[Data records]
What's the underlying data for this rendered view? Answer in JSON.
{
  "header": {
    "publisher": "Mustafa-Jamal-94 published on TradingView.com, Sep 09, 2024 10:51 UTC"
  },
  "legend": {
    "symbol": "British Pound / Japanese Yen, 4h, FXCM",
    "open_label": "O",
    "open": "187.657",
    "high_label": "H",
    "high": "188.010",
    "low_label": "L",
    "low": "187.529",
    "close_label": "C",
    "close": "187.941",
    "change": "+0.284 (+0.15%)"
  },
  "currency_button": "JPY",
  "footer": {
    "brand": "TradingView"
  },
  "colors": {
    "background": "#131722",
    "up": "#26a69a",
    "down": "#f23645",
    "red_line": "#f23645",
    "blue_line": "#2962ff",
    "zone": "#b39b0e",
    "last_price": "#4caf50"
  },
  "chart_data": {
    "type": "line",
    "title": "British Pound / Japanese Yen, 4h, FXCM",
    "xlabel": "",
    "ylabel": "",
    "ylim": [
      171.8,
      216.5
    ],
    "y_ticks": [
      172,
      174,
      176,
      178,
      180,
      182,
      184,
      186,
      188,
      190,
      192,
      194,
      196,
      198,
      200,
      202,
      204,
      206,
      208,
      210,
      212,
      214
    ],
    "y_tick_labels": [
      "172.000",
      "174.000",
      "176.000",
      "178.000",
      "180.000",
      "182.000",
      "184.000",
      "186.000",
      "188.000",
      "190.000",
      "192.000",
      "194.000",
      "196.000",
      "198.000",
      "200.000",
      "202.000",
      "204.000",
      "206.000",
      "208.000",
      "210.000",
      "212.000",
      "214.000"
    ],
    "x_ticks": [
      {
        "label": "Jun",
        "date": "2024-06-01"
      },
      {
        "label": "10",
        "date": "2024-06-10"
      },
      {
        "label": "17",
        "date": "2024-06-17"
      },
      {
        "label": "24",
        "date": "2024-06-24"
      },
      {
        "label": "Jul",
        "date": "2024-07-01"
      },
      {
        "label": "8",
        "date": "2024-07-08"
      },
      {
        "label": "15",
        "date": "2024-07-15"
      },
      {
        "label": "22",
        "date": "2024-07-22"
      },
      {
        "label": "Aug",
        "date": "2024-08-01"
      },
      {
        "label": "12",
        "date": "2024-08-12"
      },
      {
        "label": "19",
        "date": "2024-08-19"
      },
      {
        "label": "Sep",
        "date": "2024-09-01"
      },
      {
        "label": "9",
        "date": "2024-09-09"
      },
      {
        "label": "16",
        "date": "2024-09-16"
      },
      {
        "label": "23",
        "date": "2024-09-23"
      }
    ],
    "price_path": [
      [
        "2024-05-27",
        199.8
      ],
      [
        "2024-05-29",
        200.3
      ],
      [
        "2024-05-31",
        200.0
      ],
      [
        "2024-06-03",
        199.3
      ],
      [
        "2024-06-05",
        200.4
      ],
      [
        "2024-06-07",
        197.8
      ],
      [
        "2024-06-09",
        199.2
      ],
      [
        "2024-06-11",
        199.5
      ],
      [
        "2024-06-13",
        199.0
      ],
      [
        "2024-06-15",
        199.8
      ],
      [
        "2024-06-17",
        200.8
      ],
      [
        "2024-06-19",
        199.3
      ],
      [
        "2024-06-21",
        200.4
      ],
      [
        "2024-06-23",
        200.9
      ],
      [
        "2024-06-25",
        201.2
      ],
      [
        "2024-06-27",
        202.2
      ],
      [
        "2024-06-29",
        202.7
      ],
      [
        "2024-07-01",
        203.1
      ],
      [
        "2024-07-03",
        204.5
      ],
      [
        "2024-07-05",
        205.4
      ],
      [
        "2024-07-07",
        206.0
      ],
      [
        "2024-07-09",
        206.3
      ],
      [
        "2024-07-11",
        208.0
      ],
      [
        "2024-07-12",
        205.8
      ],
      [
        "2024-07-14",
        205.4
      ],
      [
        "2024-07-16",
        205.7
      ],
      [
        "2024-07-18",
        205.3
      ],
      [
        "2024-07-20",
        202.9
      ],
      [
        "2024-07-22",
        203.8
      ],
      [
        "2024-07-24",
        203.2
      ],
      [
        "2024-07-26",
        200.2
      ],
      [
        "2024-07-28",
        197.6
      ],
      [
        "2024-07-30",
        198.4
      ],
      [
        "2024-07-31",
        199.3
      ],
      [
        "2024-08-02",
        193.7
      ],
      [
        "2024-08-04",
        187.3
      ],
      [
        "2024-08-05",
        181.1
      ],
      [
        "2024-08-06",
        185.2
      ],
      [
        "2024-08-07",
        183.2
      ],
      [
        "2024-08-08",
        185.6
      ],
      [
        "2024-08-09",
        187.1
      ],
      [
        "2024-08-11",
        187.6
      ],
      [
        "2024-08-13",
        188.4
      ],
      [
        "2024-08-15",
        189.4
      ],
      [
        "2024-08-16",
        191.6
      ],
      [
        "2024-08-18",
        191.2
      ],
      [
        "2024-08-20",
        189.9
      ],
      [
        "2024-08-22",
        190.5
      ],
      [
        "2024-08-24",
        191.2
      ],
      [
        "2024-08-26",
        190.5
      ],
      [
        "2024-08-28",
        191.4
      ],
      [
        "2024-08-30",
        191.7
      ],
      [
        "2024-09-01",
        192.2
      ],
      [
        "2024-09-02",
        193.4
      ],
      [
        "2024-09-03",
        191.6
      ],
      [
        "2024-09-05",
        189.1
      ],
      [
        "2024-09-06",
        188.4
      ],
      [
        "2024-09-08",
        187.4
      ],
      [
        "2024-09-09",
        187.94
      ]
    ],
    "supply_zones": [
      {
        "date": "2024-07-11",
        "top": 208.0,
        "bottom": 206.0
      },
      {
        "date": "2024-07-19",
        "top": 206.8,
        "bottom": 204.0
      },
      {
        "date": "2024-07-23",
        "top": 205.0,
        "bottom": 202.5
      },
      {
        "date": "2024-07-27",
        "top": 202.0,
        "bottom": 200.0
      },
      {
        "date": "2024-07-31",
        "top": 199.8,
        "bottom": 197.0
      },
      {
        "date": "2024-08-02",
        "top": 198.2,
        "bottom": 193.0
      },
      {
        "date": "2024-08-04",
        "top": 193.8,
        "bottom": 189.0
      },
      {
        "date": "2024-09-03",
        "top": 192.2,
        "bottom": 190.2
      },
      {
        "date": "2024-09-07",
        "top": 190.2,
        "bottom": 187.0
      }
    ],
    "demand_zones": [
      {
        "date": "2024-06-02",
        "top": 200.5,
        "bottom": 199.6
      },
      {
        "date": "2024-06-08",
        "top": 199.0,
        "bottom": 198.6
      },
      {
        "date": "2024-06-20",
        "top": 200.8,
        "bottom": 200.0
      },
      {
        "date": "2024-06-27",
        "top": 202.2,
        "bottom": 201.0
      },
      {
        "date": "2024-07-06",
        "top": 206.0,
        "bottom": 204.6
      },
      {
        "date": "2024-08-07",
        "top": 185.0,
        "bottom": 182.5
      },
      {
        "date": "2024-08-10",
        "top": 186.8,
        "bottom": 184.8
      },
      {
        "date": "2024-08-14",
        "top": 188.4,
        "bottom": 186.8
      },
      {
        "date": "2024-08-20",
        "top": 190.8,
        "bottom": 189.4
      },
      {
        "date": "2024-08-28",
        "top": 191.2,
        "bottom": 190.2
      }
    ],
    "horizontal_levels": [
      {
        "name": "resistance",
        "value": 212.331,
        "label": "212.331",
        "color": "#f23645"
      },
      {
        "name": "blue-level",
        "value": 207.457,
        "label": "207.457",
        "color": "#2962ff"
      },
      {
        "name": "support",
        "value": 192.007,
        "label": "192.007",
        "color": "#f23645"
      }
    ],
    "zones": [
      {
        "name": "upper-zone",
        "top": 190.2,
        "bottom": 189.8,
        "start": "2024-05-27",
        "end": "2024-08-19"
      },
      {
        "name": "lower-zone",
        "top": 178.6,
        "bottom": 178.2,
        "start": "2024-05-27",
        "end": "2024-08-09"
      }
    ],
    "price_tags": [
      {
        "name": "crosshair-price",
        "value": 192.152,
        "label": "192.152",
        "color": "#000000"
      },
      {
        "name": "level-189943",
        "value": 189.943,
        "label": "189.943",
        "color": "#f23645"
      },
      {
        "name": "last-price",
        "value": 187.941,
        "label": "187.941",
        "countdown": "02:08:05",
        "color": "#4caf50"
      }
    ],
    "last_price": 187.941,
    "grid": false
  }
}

Required task -
Read the entries and pick out all lines that include the word "Japanese".

Reply -
    "symbol": "British Pound / Japanese Yen, 4h, FXCM",
    "title": "British Pound / Japanese Yen, 4h, FXCM",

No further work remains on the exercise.